╭─ Dataset records

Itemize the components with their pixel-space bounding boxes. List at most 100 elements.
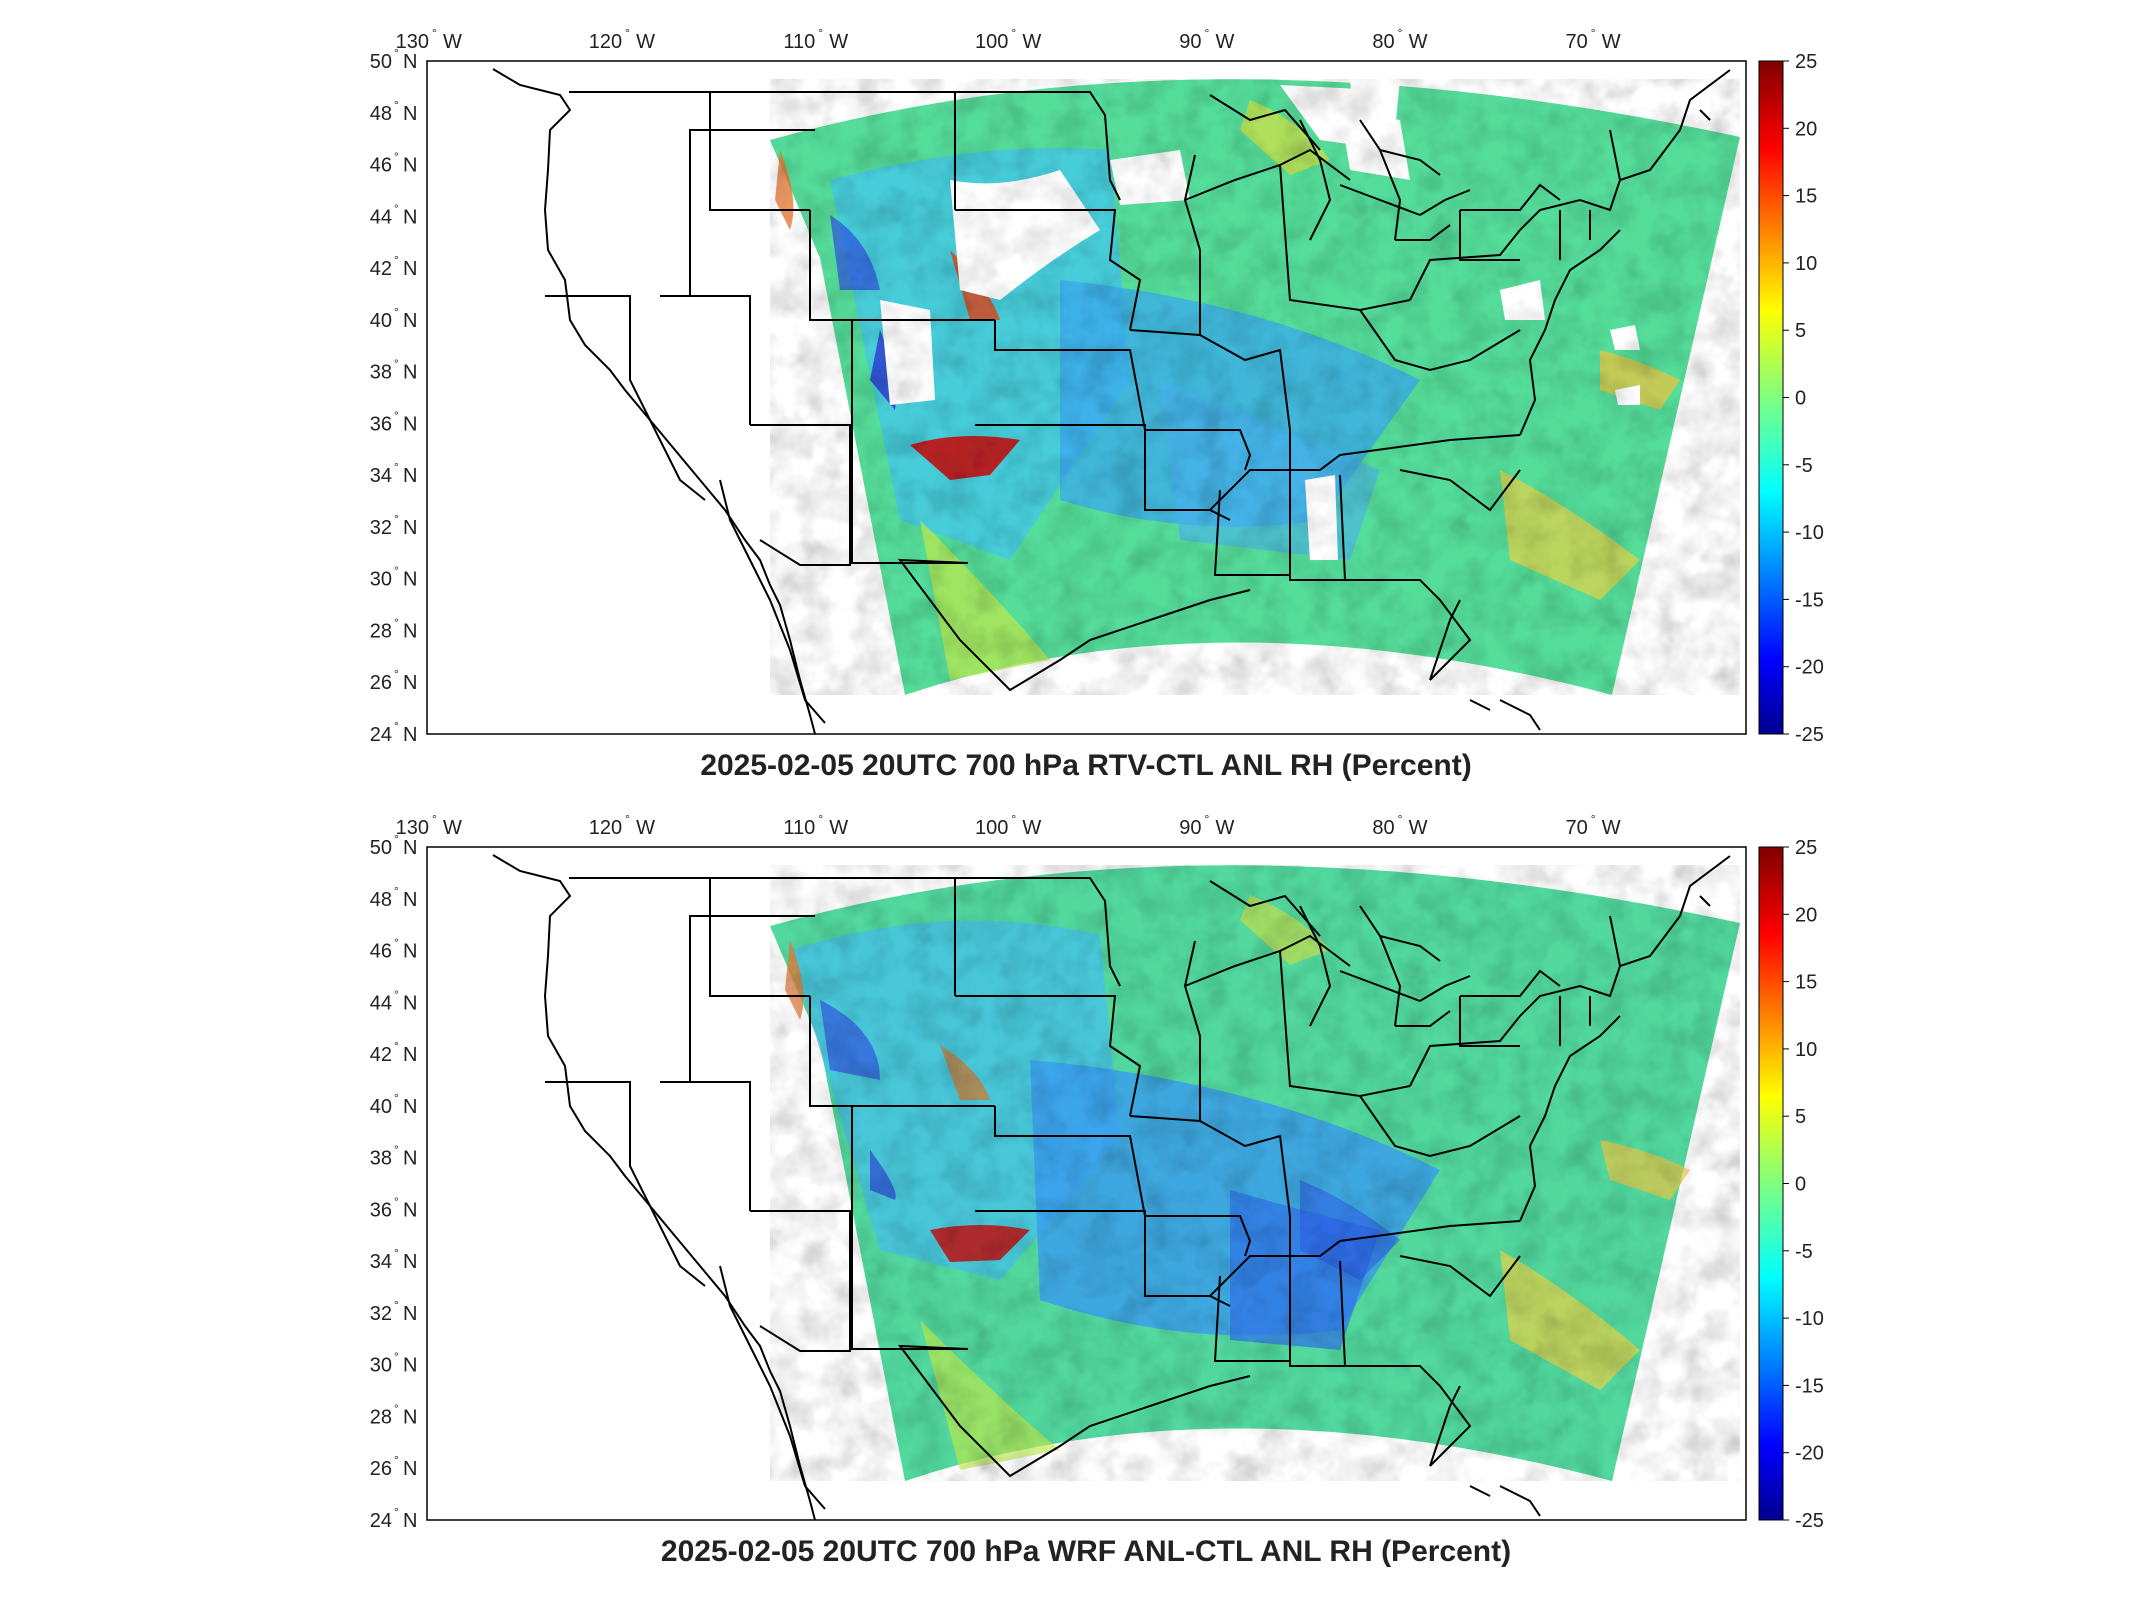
degree-symbol: ° bbox=[394, 1246, 399, 1260]
colorbar-ticks-bottom: 25 20 15 10 5 0 -5 -10 -15 -20 -25 bbox=[1783, 837, 1824, 1532]
lon-tick-dir: W bbox=[1602, 817, 1621, 839]
lat-tick-label: 28 bbox=[370, 1406, 392, 1428]
lon-tick-label: 70 bbox=[1566, 31, 1588, 53]
degree-symbol: ° bbox=[394, 615, 399, 629]
lon-axis-top: 130 ° W 120 ° W 110 ° W 100 ° W 90 ° W 80 ° W 70 ° W bbox=[396, 26, 1621, 53]
colorbar-tick-label: 15 bbox=[1795, 972, 1817, 994]
colorbar bbox=[1758, 60, 1784, 735]
degree-symbol: ° bbox=[394, 253, 399, 267]
lat-tick-label: 30 bbox=[370, 569, 392, 591]
lon-tick-label: 70 bbox=[1566, 817, 1588, 839]
lon-tick-dir: W bbox=[443, 31, 462, 53]
colorbar-tick-label: -15 bbox=[1795, 589, 1824, 611]
lat-tick-dir: N bbox=[403, 517, 417, 539]
lon-tick-dir: W bbox=[1022, 31, 1041, 53]
lat-tick-label: 26 bbox=[370, 1458, 392, 1480]
degree-symbol: ° bbox=[1591, 26, 1596, 40]
lat-tick-dir: N bbox=[403, 1406, 417, 1428]
degree-symbol: ° bbox=[394, 987, 399, 1001]
rh-difference-field bbox=[770, 79, 1740, 696]
degree-symbol: ° bbox=[625, 26, 630, 40]
lon-tick-label: 80 bbox=[1372, 817, 1394, 839]
degree-symbol: ° bbox=[394, 150, 399, 164]
lon-tick-label: 130 bbox=[396, 31, 429, 53]
lat-tick-dir: N bbox=[403, 1044, 417, 1066]
map-panel-bottom: 130 ° W 120 ° W 110 ° W 100 ° W 90 ° W 80 ° W 70 ° W 50 ° N48 °… bbox=[370, 812, 1824, 1568]
degree-symbol: ° bbox=[394, 305, 399, 319]
colorbar-tick-label: 25 bbox=[1795, 837, 1817, 859]
lat-tick-label: 46 bbox=[370, 941, 392, 963]
colorbar-tick-label: 5 bbox=[1795, 1106, 1806, 1128]
degree-symbol: ° bbox=[1011, 26, 1016, 40]
rh-difference-field bbox=[770, 865, 1740, 1481]
lat-tick-label: 40 bbox=[370, 1096, 392, 1118]
lat-tick-dir: N bbox=[403, 258, 417, 280]
degree-symbol: ° bbox=[394, 564, 399, 578]
missing-data-region bbox=[1615, 385, 1640, 405]
colorbar-tick-label: 0 bbox=[1795, 388, 1806, 410]
lat-tick-label: 50 bbox=[370, 837, 392, 859]
degree-symbol: ° bbox=[1205, 812, 1210, 826]
lat-tick-dir: N bbox=[403, 1199, 417, 1221]
lat-tick-label: 40 bbox=[370, 310, 392, 332]
lon-tick-label: 110 bbox=[783, 31, 815, 53]
lat-tick-label: 24 bbox=[370, 1510, 392, 1532]
lat-tick-dir: N bbox=[403, 206, 417, 228]
coastline-and-boundaries bbox=[492, 68, 1731, 735]
lat-tick-label: 32 bbox=[370, 517, 392, 539]
lat-axis-bottom: 50 ° N48 ° N46 ° N44 ° N42 ° N40 ° N38 ° N36 ° N34 ° N32 ° N… bbox=[370, 832, 418, 1532]
colorbar-tick-label: 10 bbox=[1795, 253, 1817, 275]
lat-tick-label: 28 bbox=[370, 620, 392, 642]
lon-tick-label: 100 bbox=[975, 817, 1008, 839]
lat-tick-label: 34 bbox=[370, 465, 392, 487]
lat-tick-label: 50 bbox=[370, 51, 392, 73]
lon-tick-label: 120 bbox=[589, 31, 622, 53]
lon-tick-dir: W bbox=[1216, 817, 1235, 839]
lon-tick-label: 130 bbox=[396, 817, 429, 839]
lat-tick-dir: N bbox=[403, 620, 417, 642]
degree-symbol: ° bbox=[394, 1505, 399, 1519]
lat-tick-label: 32 bbox=[370, 1303, 392, 1325]
colorbar-tick-label: 20 bbox=[1795, 904, 1817, 926]
panel-title-top: 2025-02-05 20UTC 700 hPa RTV-CTL ANL RH … bbox=[700, 749, 1471, 782]
lon-tick-dir: W bbox=[636, 31, 655, 53]
missing-data-region bbox=[1305, 475, 1338, 560]
lon-tick-label: 110 bbox=[783, 817, 815, 839]
lat-tick-label: 42 bbox=[370, 258, 392, 280]
missing-data-region bbox=[880, 300, 935, 405]
colorbar bbox=[1758, 846, 1784, 1521]
degree-symbol: ° bbox=[394, 1298, 399, 1312]
lon-tick-dir: W bbox=[1022, 817, 1041, 839]
degree-symbol: ° bbox=[394, 1401, 399, 1415]
missing-data-region bbox=[1350, 80, 1400, 130]
map-panel-top: 130 ° W 120 ° W 110 ° W 100 ° W 90 ° W 80 ° W 70 ° W 50 ° N48 °… bbox=[370, 26, 1824, 782]
degree-symbol: ° bbox=[394, 1143, 399, 1157]
colorbar-tick-label: -25 bbox=[1795, 1510, 1824, 1532]
colorbar-tick-label: -20 bbox=[1795, 657, 1824, 679]
lat-tick-label: 38 bbox=[370, 1148, 392, 1170]
degree-symbol: ° bbox=[1398, 26, 1403, 40]
lat-tick-dir: N bbox=[403, 1303, 417, 1325]
degree-symbol: ° bbox=[394, 512, 399, 526]
degree-symbol: ° bbox=[1398, 812, 1403, 826]
lon-axis-bottom: 130 ° W 120 ° W 110 ° W 100 ° W 90 ° W 80 ° W 70 ° W bbox=[396, 812, 1621, 839]
lat-tick-label: 36 bbox=[370, 1199, 392, 1221]
lon-tick-dir: W bbox=[829, 817, 848, 839]
colorbar-tick-label: 15 bbox=[1795, 186, 1817, 208]
lat-tick-dir: N bbox=[403, 992, 417, 1014]
colorbar-tick-label: -20 bbox=[1795, 1443, 1824, 1465]
colorbar-tick-label: -10 bbox=[1795, 522, 1824, 544]
lat-tick-dir: N bbox=[403, 465, 417, 487]
degree-symbol: ° bbox=[818, 812, 823, 826]
degree-symbol: ° bbox=[394, 936, 399, 950]
lat-tick-dir: N bbox=[403, 1458, 417, 1480]
lat-tick-label: 42 bbox=[370, 1044, 392, 1066]
lat-tick-dir: N bbox=[403, 1510, 417, 1532]
lat-tick-dir: N bbox=[403, 724, 417, 746]
panel-title-bottom: 2025-02-05 20UTC 700 hPa WRF ANL-CTL ANL… bbox=[661, 1535, 1511, 1568]
degree-symbol: ° bbox=[394, 884, 399, 898]
lat-tick-dir: N bbox=[403, 837, 417, 859]
missing-data-region bbox=[1610, 325, 1640, 350]
colorbar-tick-label: -5 bbox=[1795, 455, 1813, 477]
lat-tick-label: 36 bbox=[370, 413, 392, 435]
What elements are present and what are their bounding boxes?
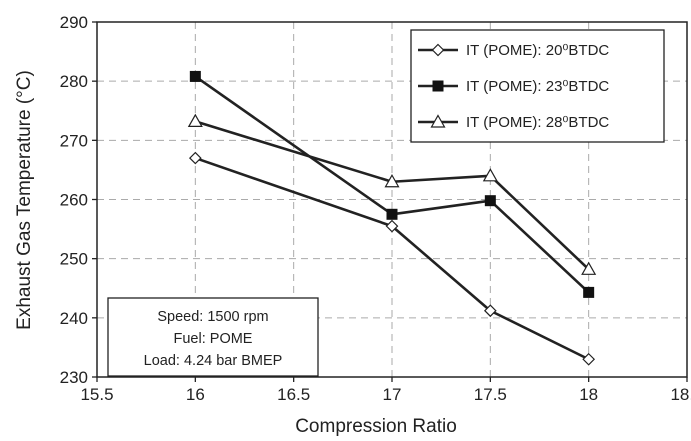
y-tick-label: 270 bbox=[60, 131, 88, 150]
conditions-annotation: Speed: 1500 rpm Fuel: POME Load: 4.24 bar … bbox=[107, 297, 319, 377]
series bbox=[187, 70, 597, 366]
series-3 bbox=[187, 113, 597, 275]
x-tick-label: 16.5 bbox=[277, 385, 310, 404]
data-point bbox=[386, 208, 398, 220]
conditions-line: Load: 4.24 bar BMEP bbox=[144, 353, 283, 369]
legend-marker bbox=[431, 43, 445, 57]
data-point bbox=[384, 174, 400, 188]
x-tick-label: 17 bbox=[383, 385, 402, 404]
y-tick-label: 250 bbox=[60, 250, 88, 269]
y-tick-label: 230 bbox=[60, 368, 88, 387]
data-point bbox=[483, 304, 497, 318]
data-point bbox=[581, 261, 597, 275]
data-point bbox=[385, 219, 399, 233]
data-point bbox=[189, 70, 201, 82]
conditions-line: Speed: 1500 rpm bbox=[157, 309, 268, 325]
y-tick-label: 260 bbox=[60, 191, 88, 210]
conditions-box bbox=[107, 297, 319, 377]
legend-label: IT (POME): 20⁰BTDC bbox=[466, 42, 609, 59]
legend-marker bbox=[432, 80, 444, 92]
y-axis-ticks: 230 240 250 260 270 280 290 bbox=[60, 13, 97, 387]
data-point bbox=[583, 286, 595, 298]
legend: IT (POME): 20⁰BTDC IT (POME): 23⁰BTDC IT (… bbox=[410, 29, 665, 143]
legend-item-2: IT (POME): 23⁰BTDC bbox=[418, 78, 609, 95]
y-tick-label: 290 bbox=[60, 13, 88, 32]
y-axis-title: Exhaust Gas Temperature (°C) bbox=[14, 70, 35, 330]
data-point bbox=[482, 168, 498, 182]
x-axis-ticks: 15.5 16 16.5 17 17.5 18 18.5 bbox=[80, 377, 691, 404]
series-line bbox=[194, 75, 590, 294]
x-tick-label: 17.5 bbox=[474, 385, 507, 404]
legend-label: IT (POME): 23⁰BTDC bbox=[466, 78, 609, 95]
legend-label: IT (POME): 28⁰BTDC bbox=[466, 114, 609, 131]
conditions-line: Fuel: POME bbox=[174, 331, 253, 347]
data-point bbox=[484, 195, 496, 207]
legend-marker bbox=[430, 114, 446, 128]
y-tick-label: 280 bbox=[60, 72, 88, 91]
series-2 bbox=[189, 70, 595, 298]
legend-item-1: IT (POME): 20⁰BTDC bbox=[418, 42, 609, 59]
x-tick-label: 15.5 bbox=[80, 385, 113, 404]
x-tick-label: 18.5 bbox=[670, 385, 691, 404]
data-point bbox=[187, 113, 203, 128]
series-line bbox=[194, 120, 590, 271]
x-tick-label: 16 bbox=[186, 385, 205, 404]
y-tick-label: 240 bbox=[60, 309, 88, 328]
data-point bbox=[582, 352, 596, 366]
data-point bbox=[188, 151, 202, 165]
x-tick-label: 18 bbox=[579, 385, 598, 404]
series-line bbox=[194, 156, 590, 361]
series-1 bbox=[188, 151, 596, 366]
legend-item-3: IT (POME): 28⁰BTDC bbox=[418, 114, 609, 131]
x-axis-title: Compression Ratio bbox=[295, 416, 457, 437]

╰─

- [Task prompt] Reproduce the lines of the listing above verbatim, from the line containing "y-tick-label: 270 bbox=[60, 131, 88, 150]" through the line containing "data-point bbox=[583, 286, 595, 298]", inclusive.

- [Result of this exercise]
y-tick-label: 270 bbox=[60, 131, 88, 150]
conditions-annotation: Speed: 1500 rpm Fuel: POME Load: 4.24 bar … bbox=[107, 297, 319, 377]
series bbox=[187, 70, 597, 366]
series-3 bbox=[187, 113, 597, 275]
x-tick-label: 16.5 bbox=[277, 385, 310, 404]
data-point bbox=[386, 208, 398, 220]
conditions-line: Load: 4.24 bar BMEP bbox=[144, 353, 283, 369]
legend-marker bbox=[431, 43, 445, 57]
data-point bbox=[384, 174, 400, 188]
x-tick-label: 17 bbox=[383, 385, 402, 404]
y-tick-label: 250 bbox=[60, 250, 88, 269]
y-tick-label: 230 bbox=[60, 368, 88, 387]
data-point bbox=[483, 304, 497, 318]
data-point bbox=[581, 261, 597, 275]
data-point bbox=[385, 219, 399, 233]
data-point bbox=[189, 70, 201, 82]
conditions-line: Speed: 1500 rpm bbox=[157, 309, 268, 325]
y-tick-label: 260 bbox=[60, 191, 88, 210]
conditions-box bbox=[107, 297, 319, 377]
legend-label: IT (POME): 20⁰BTDC bbox=[466, 42, 609, 59]
legend-marker bbox=[432, 80, 444, 92]
y-axis-ticks: 230 240 250 260 270 280 290 bbox=[60, 13, 97, 387]
data-point bbox=[583, 286, 595, 298]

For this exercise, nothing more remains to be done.